%%
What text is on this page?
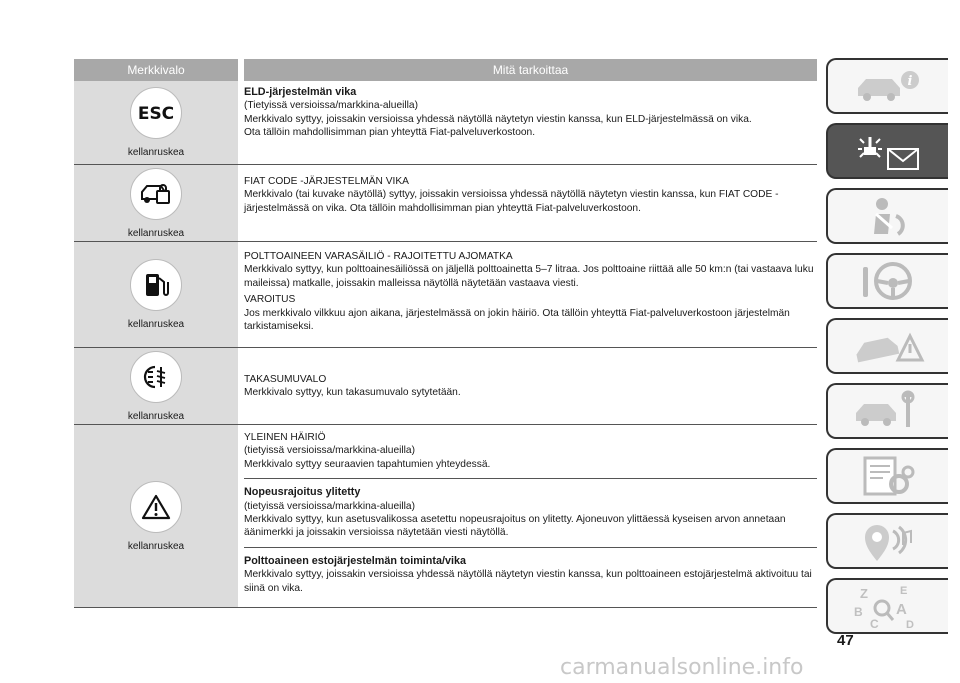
Merkkivalo	Mitä tarkoittaa
ESC
kellanruskea
ELD-järjestelmän vika
(Tietyissä versioissa/markkina-alueilla)
Merkkivalo syttyy, joissakin versioissa yhdessä näytöllä näytetyn viestin kanssa, kun ELD-järjestelmässä on vika.
Ota tällöin mahdollisimman pian yhteyttä Fiat-palveluverkostoon.
kellanruskea
FIAT CODE -JÄRJESTELMÄN VIKA
Merkkivalo (tai kuvake näytöllä) syttyy, joissakin versioissa yhdessä näytöllä näytetyn viestin kanssa, kun FIAT CODE -järjestelmässä on vika. Ota tällöin mahdollisimman pian yhteyttä Fiat-palveluverkostoon.
kellanruskea
POLTTOAINEEN VARASÄILIÖ - RAJOITETTU AJOMATKA
Merkkivalo syttyy, kun polttoainesäiliössä on jäljellä polttoainetta 5–7 litraa. Jos polttoaine riittää alle 50 km:n (tai vastaava luku maileissa) matkalle, joissakin malleissa näytöllä näytetään vastaava viesti.
VAROITUS
Jos merkkivalo vilkkuu ajon aikana, järjestelmässä on jokin häiriö. Ota tällöin yhteyttä Fiat-palveluverkostoon järjestelmän tarkistamiseksi.
kellanruskea
TAKASUMUVALO
Merkkivalo syttyy, kun takasumuvalo sytytetään.
kellanruskea
YLEINEN HÄIRIÖ
(tietyissä versioissa/markkina-alueilla)
Merkkivalo syttyy seuraavien tapahtumien yhteydessä.
Nopeusrajoitus ylitetty
(tietyissä versioissa/markkina-alueilla)
Merkkivalo syttyy, kun asetusvalikossa asetettu nopeusrajoitus on ylitetty. Ajoneuvon ylittäessä kyseisen arvon annetaan äänimerkki ja joissakin versioissa näytetään viesti näytöllä.
Polttoaineen estojärjestelmän toiminta/vika
Merkkivalo syttyy, joissakin versioissa yhdessä näytöllä näytetyn viestin kanssa, kun polttoaineen estojärjestelmä aktivoituu tai siinä on vika.
i
Z	E
B A
C D
47
carmanualsonline.info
%%
What to do: From the entries above, collect every line with the string "näytetään" in it.

Task answer:
Merkkivalo syttyy, kun polttoainesäiliössä on jäljellä polttoainetta 5–7 litraa. Jos polttoaine riittää alle 50 km:n (tai vastaava luku maileissa) matkalle, joissakin malleissa näytöllä näytetään vastaava viesti.
Merkkivalo syttyy, kun asetusvalikossa asetettu nopeusrajoitus on ylitetty. Ajoneuvon ylittäessä kyseisen arvon annetaan äänimerkki ja joissakin versioissa näytetään viesti näytöllä.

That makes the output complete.